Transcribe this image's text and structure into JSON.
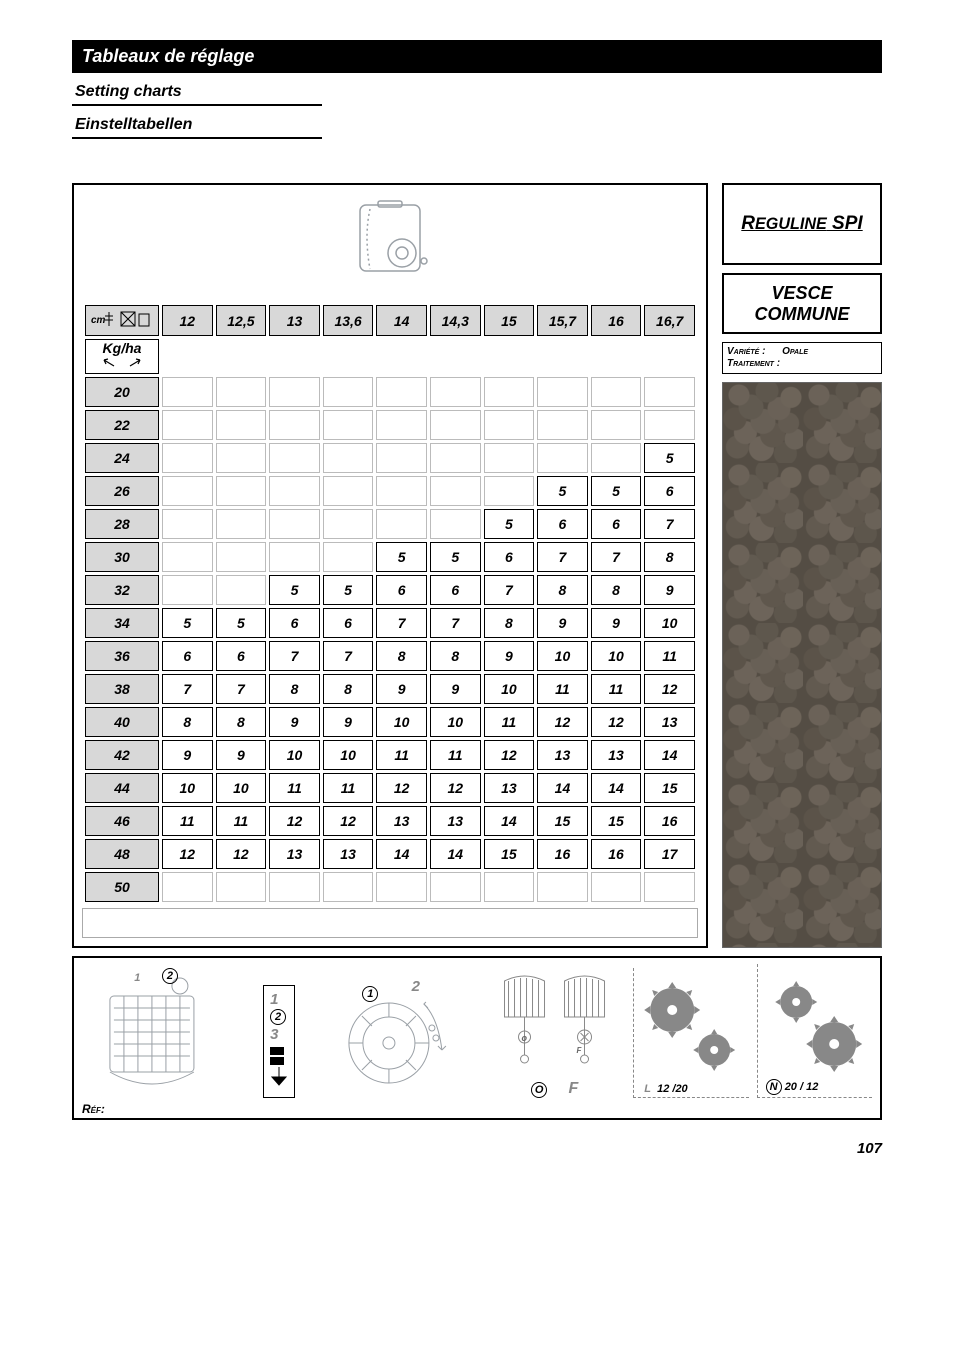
{
  "headings": {
    "title_fr": "Tableaux de réglage",
    "title_en": "Setting charts",
    "title_de": "Einstelltabellen"
  },
  "product": {
    "name_html": "R<span style='font-size:0.85em'>EGULINE</span> SPI"
  },
  "crop": {
    "line1": "VESCE",
    "line2": "COMMUNE"
  },
  "variety_box": {
    "label_var": "Variété :",
    "value_var": "Opale",
    "label_trt": "Traitement :",
    "value_trt": ""
  },
  "chart": {
    "row_unit_label": "Kg/ha",
    "corner_label_cm": "cm",
    "col_headers": [
      "12",
      "12,5",
      "13",
      "13,6",
      "14",
      "14,3",
      "15",
      "15,7",
      "16",
      "16,7"
    ],
    "row_headers": [
      "20",
      "22",
      "24",
      "26",
      "28",
      "30",
      "32",
      "34",
      "36",
      "38",
      "40",
      "42",
      "44",
      "46",
      "48",
      "50"
    ],
    "cells": [
      [
        "",
        "",
        "",
        "",
        "",
        "",
        "",
        "",
        "",
        ""
      ],
      [
        "",
        "",
        "",
        "",
        "",
        "",
        "",
        "",
        "",
        ""
      ],
      [
        "",
        "",
        "",
        "",
        "",
        "",
        "",
        "",
        "",
        "5"
      ],
      [
        "",
        "",
        "",
        "",
        "",
        "",
        "",
        "5",
        "5",
        "6"
      ],
      [
        "",
        "",
        "",
        "",
        "",
        "",
        "5",
        "6",
        "6",
        "7"
      ],
      [
        "",
        "",
        "",
        "",
        "5",
        "5",
        "6",
        "7",
        "7",
        "8"
      ],
      [
        "",
        "",
        "5",
        "5",
        "6",
        "6",
        "7",
        "8",
        "8",
        "9"
      ],
      [
        "5",
        "5",
        "6",
        "6",
        "7",
        "7",
        "8",
        "9",
        "9",
        "10"
      ],
      [
        "6",
        "6",
        "7",
        "7",
        "8",
        "8",
        "9",
        "10",
        "10",
        "11"
      ],
      [
        "7",
        "7",
        "8",
        "8",
        "9",
        "9",
        "10",
        "11",
        "11",
        "12"
      ],
      [
        "8",
        "8",
        "9",
        "9",
        "10",
        "10",
        "11",
        "12",
        "12",
        "13"
      ],
      [
        "9",
        "9",
        "10",
        "10",
        "11",
        "11",
        "12",
        "13",
        "13",
        "14"
      ],
      [
        "10",
        "10",
        "11",
        "11",
        "12",
        "12",
        "13",
        "14",
        "14",
        "15"
      ],
      [
        "11",
        "11",
        "12",
        "12",
        "13",
        "13",
        "14",
        "15",
        "15",
        "16"
      ],
      [
        "12",
        "12",
        "13",
        "13",
        "14",
        "14",
        "15",
        "16",
        "16",
        "17"
      ],
      [
        "",
        "",
        "",
        "",
        "",
        "",
        "",
        "",
        "",
        ""
      ]
    ]
  },
  "diagrams": {
    "shutter": {
      "n1": "1",
      "n2": "2"
    },
    "scale": {
      "n1": "1",
      "n2": "2",
      "n3": "3"
    },
    "wheel": {
      "n1": "1",
      "n2": "2"
    },
    "flap": {
      "O": "O",
      "F": "F"
    },
    "gearL": {
      "letter": "L",
      "ratio": "12 /20"
    },
    "gearN": {
      "letter": "N",
      "ratio": "20 / 12"
    },
    "ref_label": "Réf:"
  },
  "page_number": "107",
  "colors": {
    "header_bg": "#d8d8d8",
    "gray_icon": "#9aa0a6"
  }
}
····················
Exercise details: Leave the pictures out and reproduce each record exactly as written.

Correct result:
Transcribe this image's text and structure into JSON.
{
  "headings": {
    "title_fr": "Tableaux de réglage",
    "title_en": "Setting charts",
    "title_de": "Einstelltabellen"
  },
  "product": {
    "name_html": "R<span style='font-size:0.85em'>EGULINE</span> SPI"
  },
  "crop": {
    "line1": "VESCE",
    "line2": "COMMUNE"
  },
  "variety_box": {
    "label_var": "Variété :",
    "value_var": "Opale",
    "label_trt": "Traitement :",
    "value_trt": ""
  },
  "chart": {
    "row_unit_label": "Kg/ha",
    "corner_label_cm": "cm",
    "col_headers": [
      "12",
      "12,5",
      "13",
      "13,6",
      "14",
      "14,3",
      "15",
      "15,7",
      "16",
      "16,7"
    ],
    "row_headers": [
      "20",
      "22",
      "24",
      "26",
      "28",
      "30",
      "32",
      "34",
      "36",
      "38",
      "40",
      "42",
      "44",
      "46",
      "48",
      "50"
    ],
    "cells": [
      [
        "",
        "",
        "",
        "",
        "",
        "",
        "",
        "",
        "",
        ""
      ],
      [
        "",
        "",
        "",
        "",
        "",
        "",
        "",
        "",
        "",
        ""
      ],
      [
        "",
        "",
        "",
        "",
        "",
        "",
        "",
        "",
        "",
        "5"
      ],
      [
        "",
        "",
        "",
        "",
        "",
        "",
        "",
        "5",
        "5",
        "6"
      ],
      [
        "",
        "",
        "",
        "",
        "",
        "",
        "5",
        "6",
        "6",
        "7"
      ],
      [
        "",
        "",
        "",
        "",
        "5",
        "5",
        "6",
        "7",
        "7",
        "8"
      ],
      [
        "",
        "",
        "5",
        "5",
        "6",
        "6",
        "7",
        "8",
        "8",
        "9"
      ],
      [
        "5",
        "5",
        "6",
        "6",
        "7",
        "7",
        "8",
        "9",
        "9",
        "10"
      ],
      [
        "6",
        "6",
        "7",
        "7",
        "8",
        "8",
        "9",
        "10",
        "10",
        "11"
      ],
      [
        "7",
        "7",
        "8",
        "8",
        "9",
        "9",
        "10",
        "11",
        "11",
        "12"
      ],
      [
        "8",
        "8",
        "9",
        "9",
        "10",
        "10",
        "11",
        "12",
        "12",
        "13"
      ],
      [
        "9",
        "9",
        "10",
        "10",
        "11",
        "11",
        "12",
        "13",
        "13",
        "14"
      ],
      [
        "10",
        "10",
        "11",
        "11",
        "12",
        "12",
        "13",
        "14",
        "14",
        "15"
      ],
      [
        "11",
        "11",
        "12",
        "12",
        "13",
        "13",
        "14",
        "15",
        "15",
        "16"
      ],
      [
        "12",
        "12",
        "13",
        "13",
        "14",
        "14",
        "15",
        "16",
        "16",
        "17"
      ],
      [
        "",
        "",
        "",
        "",
        "",
        "",
        "",
        "",
        "",
        ""
      ]
    ]
  },
  "diagrams": {
    "shutter": {
      "n1": "1",
      "n2": "2"
    },
    "scale": {
      "n1": "1",
      "n2": "2",
      "n3": "3"
    },
    "wheel": {
      "n1": "1",
      "n2": "2"
    },
    "flap": {
      "O": "O",
      "F": "F"
    },
    "gearL": {
      "letter": "L",
      "ratio": "12 /20"
    },
    "gearN": {
      "letter": "N",
      "ratio": "20 / 12"
    },
    "ref_label": "Réf:"
  },
  "page_number": "107",
  "colors": {
    "header_bg": "#d8d8d8",
    "gray_icon": "#9aa0a6"
  }
}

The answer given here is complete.